- _TASK TO CARRY OUT_:
Below is a listing to transcribe in full and exactly; keep the pictures out.

- _Figure contents as structured data_:
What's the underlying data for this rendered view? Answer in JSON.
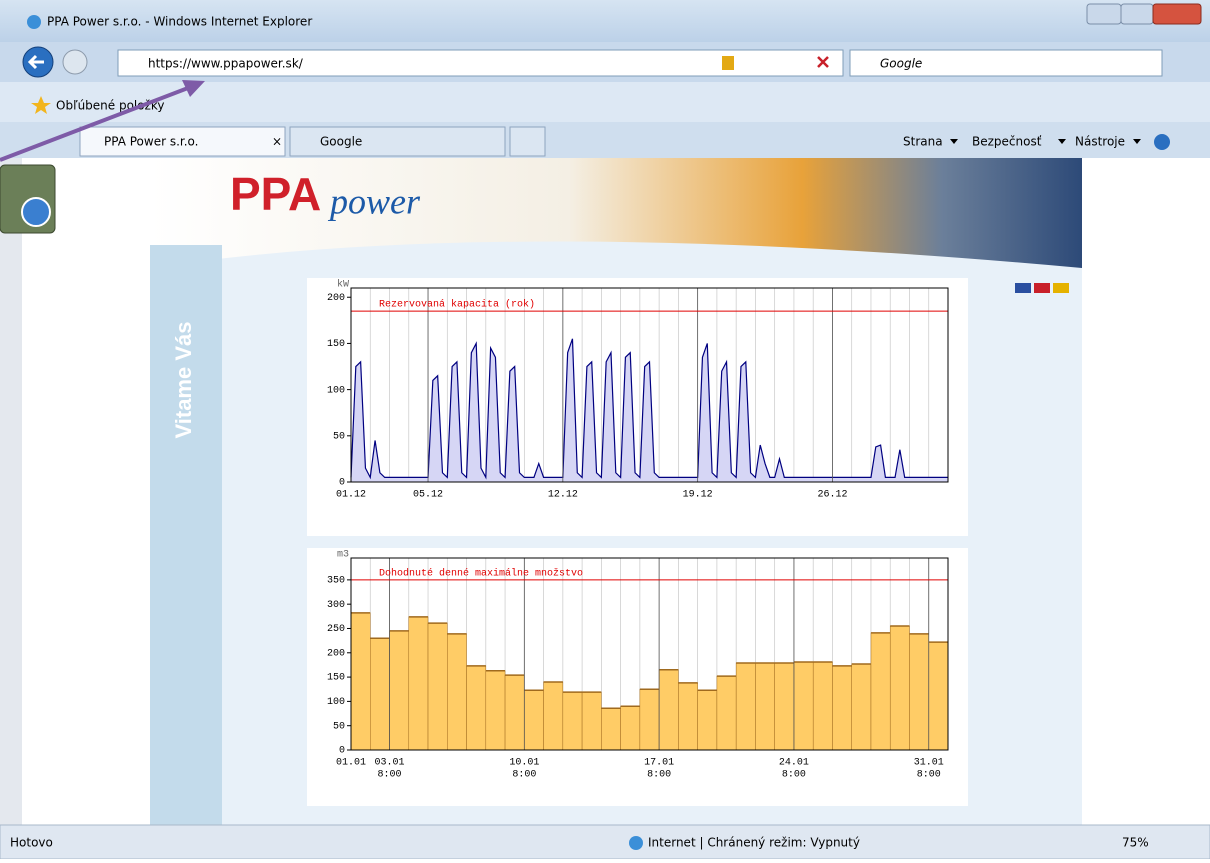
{
  "browser": {
    "window_title": "PPA Power s.r.o. - Windows Internet Explorer",
    "url": "https://www.ppapower.sk/",
    "search_placeholder": "Google",
    "favorites": "Obľúbené položky",
    "tabs": [
      "PPA Power s.r.o.",
      "Google"
    ],
    "commands": [
      "Strana",
      "Bezpečnosť",
      "Nástroje"
    ],
    "status": "Hotovo",
    "zone": "Internet | Chránený režim: Vypnutý",
    "zoom": "75%"
  },
  "page": {
    "logo_main": "PPA",
    "logo_sub": "power",
    "welcome": "Vitame Vás"
  },
  "chart_data": [
    {
      "type": "line",
      "y_unit": "kW",
      "color": "#000080",
      "fill": "#d6d6f5",
      "reference": {
        "value": 185,
        "label": "Rezervovaná kapacita (rok)"
      },
      "xlim": [
        1,
        32
      ],
      "minor_xstep": 1,
      "xticks": [
        {
          "value": 1,
          "label": "01.12"
        },
        {
          "value": 5,
          "label": "05.12"
        },
        {
          "value": 12,
          "label": "12.12"
        },
        {
          "value": 19,
          "label": "19.12"
        },
        {
          "value": 26,
          "label": "26.12"
        }
      ],
      "ylim": [
        0,
        210
      ],
      "yticks": [
        0,
        50,
        100,
        150,
        200
      ],
      "x": [
        1,
        1.25,
        1.5,
        1.75,
        2,
        2.25,
        2.5,
        2.75,
        3,
        3.25,
        3.5,
        3.75,
        4,
        4.25,
        4.5,
        4.75,
        5,
        5.25,
        5.5,
        5.75,
        6,
        6.25,
        6.5,
        6.75,
        7,
        7.25,
        7.5,
        7.75,
        8,
        8.25,
        8.5,
        8.75,
        9,
        9.25,
        9.5,
        9.75,
        10,
        10.25,
        10.5,
        10.75,
        11,
        11.25,
        11.5,
        11.75,
        12,
        12.25,
        12.5,
        12.75,
        13,
        13.25,
        13.5,
        13.75,
        14,
        14.25,
        14.5,
        14.75,
        15,
        15.25,
        15.5,
        15.75,
        16,
        16.25,
        16.5,
        16.75,
        17,
        17.25,
        17.5,
        17.75,
        18,
        18.25,
        18.5,
        18.75,
        19,
        19.25,
        19.5,
        19.75,
        20,
        20.25,
        20.5,
        20.75,
        21,
        21.25,
        21.5,
        21.75,
        22,
        22.25,
        22.5,
        22.75,
        23,
        23.25,
        23.5,
        23.75,
        24,
        24.25,
        24.5,
        24.75,
        25,
        25.25,
        25.5,
        25.75,
        26,
        26.25,
        26.5,
        26.75,
        27,
        27.25,
        27.5,
        27.75,
        28,
        28.25,
        28.5,
        28.75,
        29,
        29.25,
        29.5,
        29.75,
        30,
        30.25,
        30.5,
        30.75,
        31,
        31.25,
        31.5,
        31.75,
        32
      ],
      "values": [
        5,
        125,
        130,
        15,
        5,
        45,
        10,
        5,
        5,
        5,
        5,
        5,
        5,
        5,
        5,
        5,
        5,
        110,
        115,
        10,
        5,
        125,
        130,
        10,
        5,
        140,
        150,
        15,
        5,
        145,
        135,
        10,
        5,
        120,
        125,
        10,
        5,
        5,
        5,
        20,
        5,
        5,
        5,
        5,
        5,
        140,
        155,
        10,
        5,
        125,
        130,
        10,
        5,
        130,
        140,
        10,
        5,
        135,
        140,
        10,
        5,
        125,
        130,
        10,
        5,
        5,
        5,
        5,
        5,
        5,
        5,
        5,
        5,
        135,
        150,
        10,
        5,
        120,
        130,
        10,
        5,
        125,
        130,
        10,
        5,
        40,
        20,
        5,
        5,
        25,
        5,
        5,
        5,
        5,
        5,
        5,
        5,
        5,
        5,
        5,
        5,
        5,
        5,
        5,
        5,
        5,
        5,
        5,
        5,
        38,
        40,
        5,
        5,
        5,
        35,
        5,
        5,
        5,
        5,
        5,
        5,
        5,
        5,
        5,
        5
      ]
    },
    {
      "type": "bar",
      "y_unit": "m3",
      "color": "#ffcc66",
      "edge": "#a06a1e",
      "reference": {
        "value": 350,
        "label": "Dohodnuté denné maximálne množstvo"
      },
      "xlim": [
        1,
        32
      ],
      "minor_xstep": 1,
      "xticks": [
        {
          "value": 1,
          "label": [
            "01.01"
          ]
        },
        {
          "value": 3,
          "label": [
            "03.01",
            "8:00"
          ]
        },
        {
          "value": 10,
          "label": [
            "10.01",
            "8:00"
          ]
        },
        {
          "value": 17,
          "label": [
            "17.01",
            "8:00"
          ]
        },
        {
          "value": 24,
          "label": [
            "24.01",
            "8:00"
          ]
        },
        {
          "value": 31,
          "label": [
            "31.01",
            "8:00"
          ]
        }
      ],
      "ylim": [
        0,
        395
      ],
      "yticks": [
        0,
        50,
        100,
        150,
        200,
        250,
        300,
        350
      ],
      "x": [
        1,
        2,
        3,
        4,
        5,
        6,
        7,
        8,
        9,
        10,
        11,
        12,
        13,
        14,
        15,
        16,
        17,
        18,
        19,
        20,
        21,
        22,
        23,
        24,
        25,
        26,
        27,
        28,
        29,
        30,
        31
      ],
      "values": [
        282,
        230,
        245,
        274,
        261,
        239,
        173,
        163,
        154,
        123,
        140,
        119,
        119,
        86,
        90,
        125,
        165,
        138,
        123,
        152,
        179,
        179,
        179,
        181,
        181,
        173,
        177,
        241,
        255,
        239,
        222
      ]
    }
  ]
}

- _RESULT_:
What's the underlying data for this rendered view? Answer in JSON.
{
  "browser": {
    "window_title": "PPA Power s.r.o. - Windows Internet Explorer",
    "url": "https://www.ppapower.sk/",
    "search_placeholder": "Google",
    "favorites": "Obľúbené položky",
    "tabs": [
      "PPA Power s.r.o.",
      "Google"
    ],
    "commands": [
      "Strana",
      "Bezpečnosť",
      "Nástroje"
    ],
    "status": "Hotovo",
    "zone": "Internet | Chránený režim: Vypnutý",
    "zoom": "75%"
  },
  "page": {
    "logo_main": "PPA",
    "logo_sub": "power",
    "welcome": "Vitame Vás"
  },
  "chart_data": [
    {
      "type": "line",
      "y_unit": "kW",
      "color": "#000080",
      "fill": "#d6d6f5",
      "reference": {
        "value": 185,
        "label": "Rezervovaná kapacita (rok)"
      },
      "xlim": [
        1,
        32
      ],
      "minor_xstep": 1,
      "xticks": [
        {
          "value": 1,
          "label": "01.12"
        },
        {
          "value": 5,
          "label": "05.12"
        },
        {
          "value": 12,
          "label": "12.12"
        },
        {
          "value": 19,
          "label": "19.12"
        },
        {
          "value": 26,
          "label": "26.12"
        }
      ],
      "ylim": [
        0,
        210
      ],
      "yticks": [
        0,
        50,
        100,
        150,
        200
      ],
      "x": [
        1,
        1.25,
        1.5,
        1.75,
        2,
        2.25,
        2.5,
        2.75,
        3,
        3.25,
        3.5,
        3.75,
        4,
        4.25,
        4.5,
        4.75,
        5,
        5.25,
        5.5,
        5.75,
        6,
        6.25,
        6.5,
        6.75,
        7,
        7.25,
        7.5,
        7.75,
        8,
        8.25,
        8.5,
        8.75,
        9,
        9.25,
        9.5,
        9.75,
        10,
        10.25,
        10.5,
        10.75,
        11,
        11.25,
        11.5,
        11.75,
        12,
        12.25,
        12.5,
        12.75,
        13,
        13.25,
        13.5,
        13.75,
        14,
        14.25,
        14.5,
        14.75,
        15,
        15.25,
        15.5,
        15.75,
        16,
        16.25,
        16.5,
        16.75,
        17,
        17.25,
        17.5,
        17.75,
        18,
        18.25,
        18.5,
        18.75,
        19,
        19.25,
        19.5,
        19.75,
        20,
        20.25,
        20.5,
        20.75,
        21,
        21.25,
        21.5,
        21.75,
        22,
        22.25,
        22.5,
        22.75,
        23,
        23.25,
        23.5,
        23.75,
        24,
        24.25,
        24.5,
        24.75,
        25,
        25.25,
        25.5,
        25.75,
        26,
        26.25,
        26.5,
        26.75,
        27,
        27.25,
        27.5,
        27.75,
        28,
        28.25,
        28.5,
        28.75,
        29,
        29.25,
        29.5,
        29.75,
        30,
        30.25,
        30.5,
        30.75,
        31,
        31.25,
        31.5,
        31.75,
        32
      ],
      "values": [
        5,
        125,
        130,
        15,
        5,
        45,
        10,
        5,
        5,
        5,
        5,
        5,
        5,
        5,
        5,
        5,
        5,
        110,
        115,
        10,
        5,
        125,
        130,
        10,
        5,
        140,
        150,
        15,
        5,
        145,
        135,
        10,
        5,
        120,
        125,
        10,
        5,
        5,
        5,
        20,
        5,
        5,
        5,
        5,
        5,
        140,
        155,
        10,
        5,
        125,
        130,
        10,
        5,
        130,
        140,
        10,
        5,
        135,
        140,
        10,
        5,
        125,
        130,
        10,
        5,
        5,
        5,
        5,
        5,
        5,
        5,
        5,
        5,
        135,
        150,
        10,
        5,
        120,
        130,
        10,
        5,
        125,
        130,
        10,
        5,
        40,
        20,
        5,
        5,
        25,
        5,
        5,
        5,
        5,
        5,
        5,
        5,
        5,
        5,
        5,
        5,
        5,
        5,
        5,
        5,
        5,
        5,
        5,
        5,
        38,
        40,
        5,
        5,
        5,
        35,
        5,
        5,
        5,
        5,
        5,
        5,
        5,
        5,
        5,
        5
      ]
    },
    {
      "type": "bar",
      "y_unit": "m3",
      "color": "#ffcc66",
      "edge": "#a06a1e",
      "reference": {
        "value": 350,
        "label": "Dohodnuté denné maximálne množstvo"
      },
      "xlim": [
        1,
        32
      ],
      "minor_xstep": 1,
      "xticks": [
        {
          "value": 1,
          "label": [
            "01.01"
          ]
        },
        {
          "value": 3,
          "label": [
            "03.01",
            "8:00"
          ]
        },
        {
          "value": 10,
          "label": [
            "10.01",
            "8:00"
          ]
        },
        {
          "value": 17,
          "label": [
            "17.01",
            "8:00"
          ]
        },
        {
          "value": 24,
          "label": [
            "24.01",
            "8:00"
          ]
        },
        {
          "value": 31,
          "label": [
            "31.01",
            "8:00"
          ]
        }
      ],
      "ylim": [
        0,
        395
      ],
      "yticks": [
        0,
        50,
        100,
        150,
        200,
        250,
        300,
        350
      ],
      "x": [
        1,
        2,
        3,
        4,
        5,
        6,
        7,
        8,
        9,
        10,
        11,
        12,
        13,
        14,
        15,
        16,
        17,
        18,
        19,
        20,
        21,
        22,
        23,
        24,
        25,
        26,
        27,
        28,
        29,
        30,
        31
      ],
      "values": [
        282,
        230,
        245,
        274,
        261,
        239,
        173,
        163,
        154,
        123,
        140,
        119,
        119,
        86,
        90,
        125,
        165,
        138,
        123,
        152,
        179,
        179,
        179,
        181,
        181,
        173,
        177,
        241,
        255,
        239,
        222
      ]
    }
  ]
}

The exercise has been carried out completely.